__PROBLEM DESCRIPTION__
All of the records should be given again exactly as they appear.

__THE INPUT__

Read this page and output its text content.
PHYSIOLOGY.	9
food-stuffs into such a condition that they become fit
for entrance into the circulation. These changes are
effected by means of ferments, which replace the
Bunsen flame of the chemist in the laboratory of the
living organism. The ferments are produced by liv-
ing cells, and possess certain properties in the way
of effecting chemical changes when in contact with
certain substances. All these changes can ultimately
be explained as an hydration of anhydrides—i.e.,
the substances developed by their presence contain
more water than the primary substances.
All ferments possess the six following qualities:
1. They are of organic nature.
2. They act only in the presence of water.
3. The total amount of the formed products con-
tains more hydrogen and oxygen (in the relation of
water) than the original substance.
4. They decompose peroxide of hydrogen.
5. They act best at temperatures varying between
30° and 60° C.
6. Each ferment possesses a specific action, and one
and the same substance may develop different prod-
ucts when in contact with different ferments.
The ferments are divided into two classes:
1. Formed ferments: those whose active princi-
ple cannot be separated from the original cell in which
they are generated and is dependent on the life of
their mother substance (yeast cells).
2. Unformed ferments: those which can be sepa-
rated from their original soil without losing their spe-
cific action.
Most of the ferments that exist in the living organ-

__EXPECTED OUTPUT__
Read this page and output its text content.
PHYSIOLOGY.	9
food-stuffs into such a condition that they become fit
for entrance into the circulation. These changes are
effected by means of ferments, which replace the
Bunsen flame of the chemist in the laboratory of the
living organism. The ferments are produced by liv-
ing cells, and possess certain properties in the way
of effecting chemical changes when in contact with
certain substances. All these changes can ultimately
be explained as an hydration of anhydrides—i.e.,
the substances developed by their presence contain
more water than the primary substances.
All ferments possess the six following qualities:
1. They are of organic nature.
2. They act only in the presence of water.
3. The total amount of the formed products con-
tains more hydrogen and oxygen (in the relation of
water) than the original substance.
4. They decompose peroxide of hydrogen.
5. They act best at temperatures varying between
30° and 60° C.
6. Each ferment possesses a specific action, and one
and the same substance may develop different prod-
ucts when in contact with different ferments.
The ferments are divided into two classes:
1. Formed ferments: those whose active princi-
ple cannot be separated from the original cell in which
they are generated and is dependent on the life of
their mother substance (yeast cells).
2. Unformed ferments: those which can be sepa-
rated from their original soil without losing their spe-
cific action.
Most of the ferments that exist in the living organ-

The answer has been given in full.